**Aim of the exercise:** Write out every line below that includes the word "Deutschland".

[Start of Record extracts]

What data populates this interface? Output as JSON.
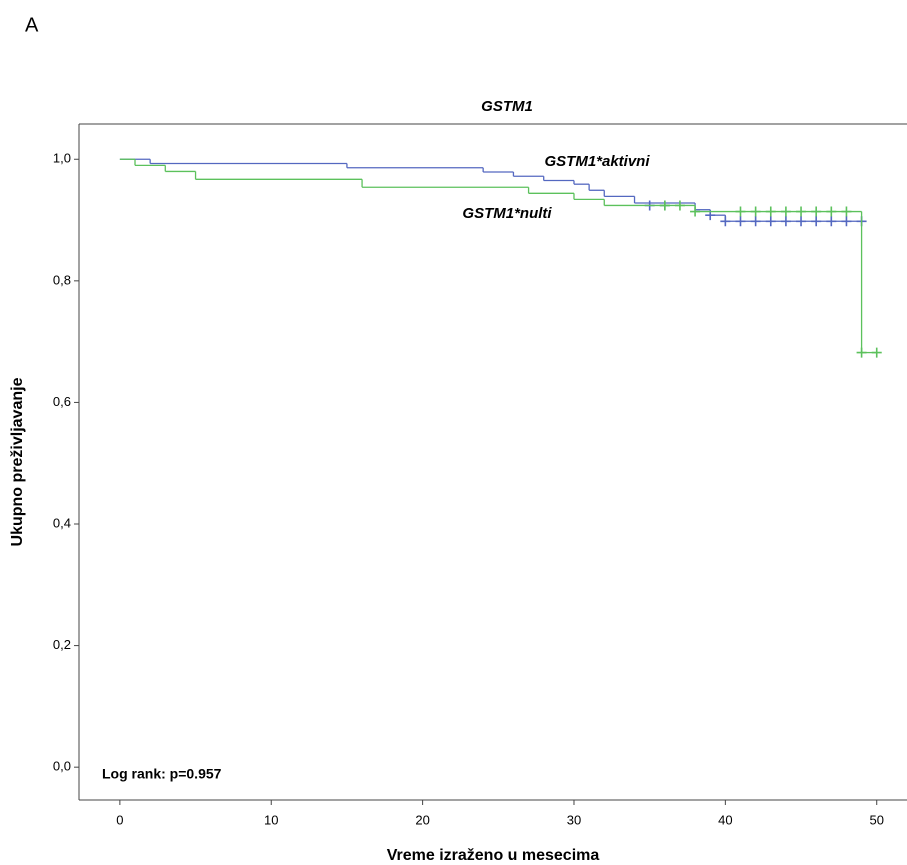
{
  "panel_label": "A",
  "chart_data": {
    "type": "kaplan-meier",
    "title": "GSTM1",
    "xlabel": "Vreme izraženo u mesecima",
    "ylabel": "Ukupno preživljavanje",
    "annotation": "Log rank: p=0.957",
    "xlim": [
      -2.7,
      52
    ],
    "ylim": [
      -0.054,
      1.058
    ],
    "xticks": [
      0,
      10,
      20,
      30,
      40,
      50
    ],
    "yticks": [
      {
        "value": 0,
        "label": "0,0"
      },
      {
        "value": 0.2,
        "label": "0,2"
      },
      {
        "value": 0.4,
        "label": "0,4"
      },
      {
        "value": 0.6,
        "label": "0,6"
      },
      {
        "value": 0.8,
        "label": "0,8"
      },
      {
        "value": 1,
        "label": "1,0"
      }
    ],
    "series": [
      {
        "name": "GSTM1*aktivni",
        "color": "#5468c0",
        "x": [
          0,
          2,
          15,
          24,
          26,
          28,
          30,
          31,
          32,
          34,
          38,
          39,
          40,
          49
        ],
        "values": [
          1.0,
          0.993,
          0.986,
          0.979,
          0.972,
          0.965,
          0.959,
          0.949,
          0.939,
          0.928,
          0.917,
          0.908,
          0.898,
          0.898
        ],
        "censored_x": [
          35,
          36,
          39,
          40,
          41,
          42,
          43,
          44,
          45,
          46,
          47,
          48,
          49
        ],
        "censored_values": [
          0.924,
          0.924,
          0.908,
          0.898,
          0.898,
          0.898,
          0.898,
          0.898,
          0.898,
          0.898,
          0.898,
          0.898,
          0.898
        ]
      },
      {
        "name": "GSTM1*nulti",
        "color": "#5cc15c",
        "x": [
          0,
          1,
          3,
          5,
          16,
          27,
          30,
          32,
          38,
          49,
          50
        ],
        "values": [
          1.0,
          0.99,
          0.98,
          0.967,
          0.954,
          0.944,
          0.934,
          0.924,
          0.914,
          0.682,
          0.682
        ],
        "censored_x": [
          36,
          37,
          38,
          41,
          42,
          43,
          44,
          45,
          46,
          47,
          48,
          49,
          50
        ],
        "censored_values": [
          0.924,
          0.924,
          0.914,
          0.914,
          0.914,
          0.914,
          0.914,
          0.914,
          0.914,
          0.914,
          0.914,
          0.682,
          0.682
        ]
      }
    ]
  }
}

[End of Record extracts]
[Start of Record extracts]

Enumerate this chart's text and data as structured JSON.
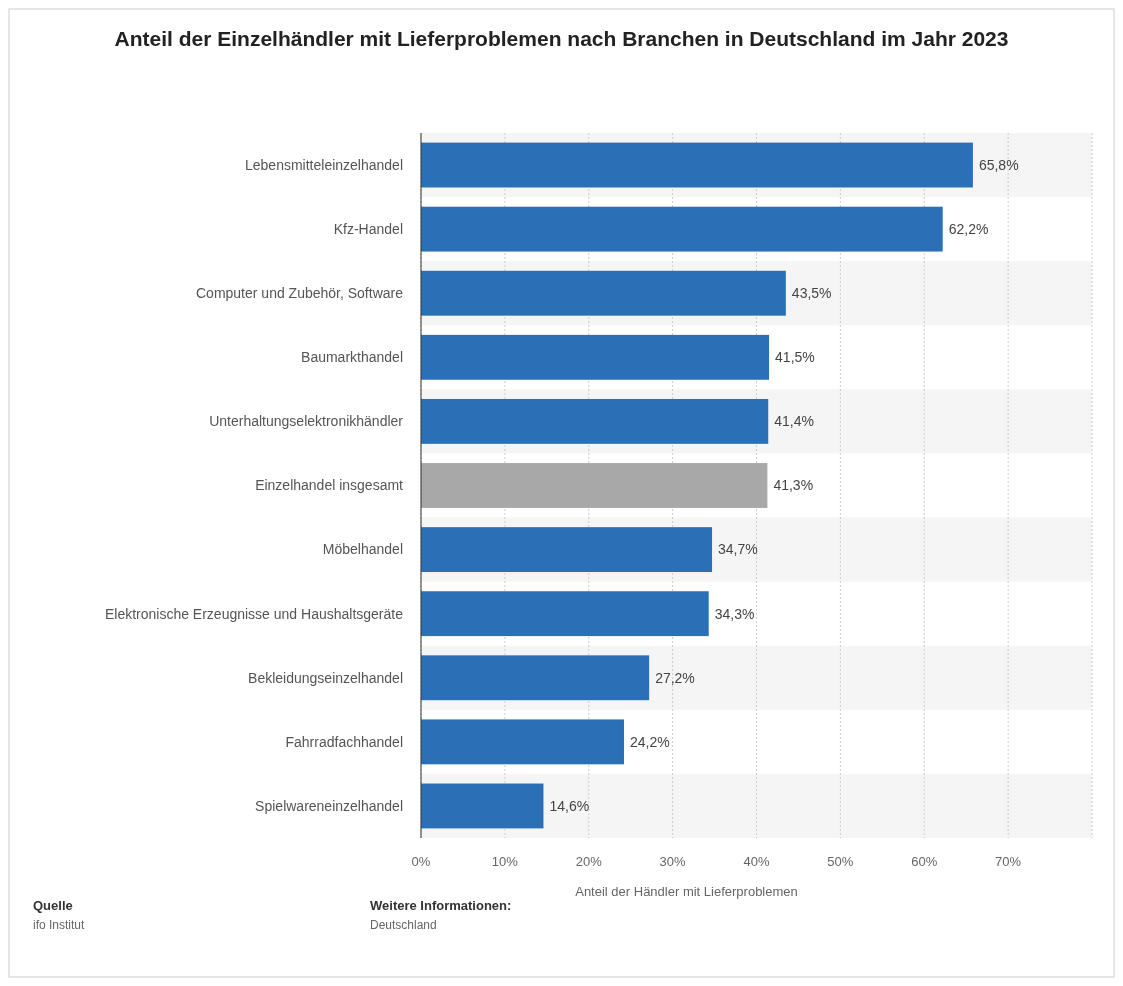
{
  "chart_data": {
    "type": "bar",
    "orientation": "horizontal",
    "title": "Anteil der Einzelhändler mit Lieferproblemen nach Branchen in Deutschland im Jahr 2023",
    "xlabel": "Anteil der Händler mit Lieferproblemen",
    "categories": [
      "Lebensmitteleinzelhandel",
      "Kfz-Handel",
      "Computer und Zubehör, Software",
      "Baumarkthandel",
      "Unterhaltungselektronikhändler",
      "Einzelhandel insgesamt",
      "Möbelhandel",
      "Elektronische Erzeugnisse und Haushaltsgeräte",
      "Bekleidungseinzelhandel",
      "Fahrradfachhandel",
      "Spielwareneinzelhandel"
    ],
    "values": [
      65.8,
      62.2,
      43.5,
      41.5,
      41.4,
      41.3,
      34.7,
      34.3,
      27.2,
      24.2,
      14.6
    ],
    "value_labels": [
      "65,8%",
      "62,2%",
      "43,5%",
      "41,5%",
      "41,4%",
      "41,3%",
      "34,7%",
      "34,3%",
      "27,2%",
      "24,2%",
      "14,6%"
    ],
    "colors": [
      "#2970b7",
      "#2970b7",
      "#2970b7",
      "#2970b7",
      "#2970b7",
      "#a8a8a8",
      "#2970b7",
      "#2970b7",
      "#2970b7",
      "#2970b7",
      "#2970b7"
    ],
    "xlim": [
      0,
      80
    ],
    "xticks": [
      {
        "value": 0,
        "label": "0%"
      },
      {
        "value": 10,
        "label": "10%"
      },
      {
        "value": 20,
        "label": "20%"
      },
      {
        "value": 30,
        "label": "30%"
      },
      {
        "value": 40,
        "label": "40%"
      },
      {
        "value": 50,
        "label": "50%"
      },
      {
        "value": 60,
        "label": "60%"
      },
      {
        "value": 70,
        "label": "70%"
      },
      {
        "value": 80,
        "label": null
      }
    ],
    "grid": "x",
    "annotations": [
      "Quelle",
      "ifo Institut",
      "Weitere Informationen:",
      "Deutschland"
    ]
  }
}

[End of Record extracts]

**Task response:**
    "title": "Anteil der Einzelhändler mit Lieferproblemen nach Branchen in Deutschland im Jahr 2023",
      "Deutschland"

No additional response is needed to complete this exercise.